→ Aim of the task
Output the data exactly, with every line intact.

→ Entries

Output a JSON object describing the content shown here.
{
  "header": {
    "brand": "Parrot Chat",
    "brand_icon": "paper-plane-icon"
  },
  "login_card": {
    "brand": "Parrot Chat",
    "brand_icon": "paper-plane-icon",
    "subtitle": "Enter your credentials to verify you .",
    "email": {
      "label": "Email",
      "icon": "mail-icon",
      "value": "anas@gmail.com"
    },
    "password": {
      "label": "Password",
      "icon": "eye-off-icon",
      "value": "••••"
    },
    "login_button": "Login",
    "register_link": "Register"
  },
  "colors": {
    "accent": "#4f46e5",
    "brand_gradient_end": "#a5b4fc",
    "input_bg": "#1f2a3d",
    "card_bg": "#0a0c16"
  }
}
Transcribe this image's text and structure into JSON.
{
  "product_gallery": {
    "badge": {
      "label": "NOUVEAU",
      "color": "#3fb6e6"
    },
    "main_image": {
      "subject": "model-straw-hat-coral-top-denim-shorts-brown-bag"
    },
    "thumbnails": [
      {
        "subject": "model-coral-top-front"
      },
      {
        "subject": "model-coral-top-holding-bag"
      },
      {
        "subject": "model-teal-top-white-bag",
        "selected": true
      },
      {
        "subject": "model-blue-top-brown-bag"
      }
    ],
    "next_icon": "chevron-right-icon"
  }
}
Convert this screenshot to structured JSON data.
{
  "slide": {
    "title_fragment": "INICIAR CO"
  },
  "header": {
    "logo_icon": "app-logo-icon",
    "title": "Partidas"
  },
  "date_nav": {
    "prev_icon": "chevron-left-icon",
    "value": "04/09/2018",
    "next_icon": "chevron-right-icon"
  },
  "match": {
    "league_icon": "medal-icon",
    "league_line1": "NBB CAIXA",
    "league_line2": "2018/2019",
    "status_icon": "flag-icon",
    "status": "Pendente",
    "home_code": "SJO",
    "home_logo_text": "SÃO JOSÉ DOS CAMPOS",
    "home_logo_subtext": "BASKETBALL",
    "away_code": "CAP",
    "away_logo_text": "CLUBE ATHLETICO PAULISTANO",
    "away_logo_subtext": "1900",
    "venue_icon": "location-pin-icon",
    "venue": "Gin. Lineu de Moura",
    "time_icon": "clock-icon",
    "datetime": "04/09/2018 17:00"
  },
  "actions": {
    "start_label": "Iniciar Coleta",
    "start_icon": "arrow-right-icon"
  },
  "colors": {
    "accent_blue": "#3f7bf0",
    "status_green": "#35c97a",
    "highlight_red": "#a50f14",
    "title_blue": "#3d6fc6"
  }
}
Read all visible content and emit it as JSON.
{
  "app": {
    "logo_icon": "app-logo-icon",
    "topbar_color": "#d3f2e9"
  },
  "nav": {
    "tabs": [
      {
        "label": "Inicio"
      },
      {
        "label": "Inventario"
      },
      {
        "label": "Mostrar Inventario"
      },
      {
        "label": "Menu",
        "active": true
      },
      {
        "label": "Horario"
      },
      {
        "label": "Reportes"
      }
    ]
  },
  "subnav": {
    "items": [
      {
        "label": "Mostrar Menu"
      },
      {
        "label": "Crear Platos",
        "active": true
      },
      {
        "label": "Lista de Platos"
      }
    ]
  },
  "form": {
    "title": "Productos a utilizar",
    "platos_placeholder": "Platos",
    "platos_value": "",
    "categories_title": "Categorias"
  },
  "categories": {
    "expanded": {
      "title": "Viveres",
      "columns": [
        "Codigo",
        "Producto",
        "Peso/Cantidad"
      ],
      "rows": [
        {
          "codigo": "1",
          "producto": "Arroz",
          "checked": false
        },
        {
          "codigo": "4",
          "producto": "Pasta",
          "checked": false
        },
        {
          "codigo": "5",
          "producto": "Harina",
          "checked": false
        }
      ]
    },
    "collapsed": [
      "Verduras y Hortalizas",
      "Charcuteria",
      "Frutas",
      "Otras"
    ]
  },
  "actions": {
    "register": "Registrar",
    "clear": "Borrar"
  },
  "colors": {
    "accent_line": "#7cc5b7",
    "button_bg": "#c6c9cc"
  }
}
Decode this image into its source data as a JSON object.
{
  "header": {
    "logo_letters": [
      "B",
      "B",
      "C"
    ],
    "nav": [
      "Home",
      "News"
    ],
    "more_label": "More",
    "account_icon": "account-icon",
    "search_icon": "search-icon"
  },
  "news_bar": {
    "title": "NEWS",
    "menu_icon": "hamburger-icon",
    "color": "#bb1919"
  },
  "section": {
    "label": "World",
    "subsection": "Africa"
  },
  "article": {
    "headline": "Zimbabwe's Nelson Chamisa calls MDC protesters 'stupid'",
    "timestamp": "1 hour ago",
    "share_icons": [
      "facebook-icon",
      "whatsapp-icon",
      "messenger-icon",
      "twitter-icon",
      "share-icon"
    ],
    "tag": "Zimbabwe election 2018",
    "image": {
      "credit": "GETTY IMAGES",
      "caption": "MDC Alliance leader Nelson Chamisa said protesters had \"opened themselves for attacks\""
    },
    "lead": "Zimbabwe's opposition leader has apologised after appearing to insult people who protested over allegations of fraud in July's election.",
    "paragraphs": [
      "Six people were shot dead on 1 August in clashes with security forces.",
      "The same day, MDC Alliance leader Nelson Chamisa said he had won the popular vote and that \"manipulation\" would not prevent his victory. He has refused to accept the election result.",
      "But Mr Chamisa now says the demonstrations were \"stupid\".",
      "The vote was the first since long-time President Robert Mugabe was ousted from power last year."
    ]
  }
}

→ Reply
Output a JSON object describing the content shown here.
{
  "header": {
    "brand": "Parrot Chat",
    "brand_icon": "paper-plane-icon"
  },
  "login_card": {
    "brand": "Parrot Chat",
    "brand_icon": "paper-plane-icon",
    "subtitle": "Enter your credentials to verify you .",
    "email": {
      "label": "Email",
      "icon": "mail-icon",
      "value": "anas@gmail.com"
    },
    "password": {
      "label": "Password",
      "icon": "eye-off-icon",
      "value": "••••"
    },
    "login_button": "Login",
    "register_link": "Register"
  },
  "colors": {
    "accent": "#4f46e5",
    "brand_gradient_end": "#a5b4fc",
    "input_bg": "#1f2a3d",
    "card_bg": "#0a0c16"
  }
}
Transcribe this image's text and structure into JSON.
{
  "product_gallery": {
    "badge": {
      "label": "NOUVEAU",
      "color": "#3fb6e6"
    },
    "main_image": {
      "subject": "model-straw-hat-coral-top-denim-shorts-brown-bag"
    },
    "thumbnails": [
      {
        "subject": "model-coral-top-front"
      },
      {
        "subject": "model-coral-top-holding-bag"
      },
      {
        "subject": "model-teal-top-white-bag",
        "selected": true
      },
      {
        "subject": "model-blue-top-brown-bag"
      }
    ],
    "next_icon": "chevron-right-icon"
  }
}
Convert this screenshot to structured JSON data.
{
  "slide": {
    "title_fragment": "INICIAR CO"
  },
  "header": {
    "logo_icon": "app-logo-icon",
    "title": "Partidas"
  },
  "date_nav": {
    "prev_icon": "chevron-left-icon",
    "value": "04/09/2018",
    "next_icon": "chevron-right-icon"
  },
  "match": {
    "league_icon": "medal-icon",
    "league_line1": "NBB CAIXA",
    "league_line2": "2018/2019",
    "status_icon": "flag-icon",
    "status": "Pendente",
    "home_code": "SJO",
    "home_logo_text": "SÃO JOSÉ DOS CAMPOS",
    "home_logo_subtext": "BASKETBALL",
    "away_code": "CAP",
    "away_logo_text": "CLUBE ATHLETICO PAULISTANO",
    "away_logo_subtext": "1900",
    "venue_icon": "location-pin-icon",
    "venue": "Gin. Lineu de Moura",
    "time_icon": "clock-icon",
    "datetime": "04/09/2018 17:00"
  },
  "actions": {
    "start_label": "Iniciar Coleta",
    "start_icon": "arrow-right-icon"
  },
  "colors": {
    "accent_blue": "#3f7bf0",
    "status_green": "#35c97a",
    "highlight_red": "#a50f14",
    "title_blue": "#3d6fc6"
  }
}
Read all visible content and emit it as JSON.
{
  "app": {
    "logo_icon": "app-logo-icon",
    "topbar_color": "#d3f2e9"
  },
  "nav": {
    "tabs": [
      {
        "label": "Inicio"
      },
      {
        "label": "Inventario"
      },
      {
        "label": "Mostrar Inventario"
      },
      {
        "label": "Menu",
        "active": true
      },
      {
        "label": "Horario"
      },
      {
        "label": "Reportes"
      }
    ]
  },
  "subnav": {
    "items": [
      {
        "label": "Mostrar Menu"
      },
      {
        "label": "Crear Platos",
        "active": true
      },
      {
        "label": "Lista de Platos"
      }
    ]
  },
  "form": {
    "title": "Productos a utilizar",
    "platos_placeholder": "Platos",
    "platos_value": "",
    "categories_title": "Categorias"
  },
  "categories": {
    "expanded": {
      "title": "Viveres",
      "columns": [
        "Codigo",
        "Producto",
        "Peso/Cantidad"
      ],
      "rows": [
        {
          "codigo": "1",
          "producto": "Arroz",
          "checked": false
        },
        {
          "codigo": "4",
          "producto": "Pasta",
          "checked": false
        },
        {
          "codigo": "5",
          "producto": "Harina",
          "checked": false
        }
      ]
    },
    "collapsed": [
      "Verduras y Hortalizas",
      "Charcuteria",
      "Frutas",
      "Otras"
    ]
  },
  "actions": {
    "register": "Registrar",
    "clear": "Borrar"
  },
  "colors": {
    "accent_line": "#7cc5b7",
    "button_bg": "#c6c9cc"
  }
}
Decode this image into its source data as a JSON object.
{
  "header": {
    "logo_letters": [
      "B",
      "B",
      "C"
    ],
    "nav": [
      "Home",
      "News"
    ],
    "more_label": "More",
    "account_icon": "account-icon",
    "search_icon": "search-icon"
  },
  "news_bar": {
    "title": "NEWS",
    "menu_icon": "hamburger-icon",
    "color": "#bb1919"
  },
  "section": {
    "label": "World",
    "subsection": "Africa"
  },
  "article": {
    "headline": "Zimbabwe's Nelson Chamisa calls MDC protesters 'stupid'",
    "timestamp": "1 hour ago",
    "share_icons": [
      "facebook-icon",
      "whatsapp-icon",
      "messenger-icon",
      "twitter-icon",
      "share-icon"
    ],
    "tag": "Zimbabwe election 2018",
    "image": {
      "credit": "GETTY IMAGES",
      "caption": "MDC Alliance leader Nelson Chamisa said protesters had \"opened themselves for attacks\""
    },
    "lead": "Zimbabwe's opposition leader has apologised after appearing to insult people who protested over allegations of fraud in July's election.",
    "paragraphs": [
      "Six people were shot dead on 1 August in clashes with security forces.",
      "The same day, MDC Alliance leader Nelson Chamisa said he had won the popular vote and that \"manipulation\" would not prevent his victory. He has refused to accept the election result.",
      "But Mr Chamisa now says the demonstrations were \"stupid\".",
      "The vote was the first since long-time President Robert Mugabe was ousted from power last year."
    ]
  }
}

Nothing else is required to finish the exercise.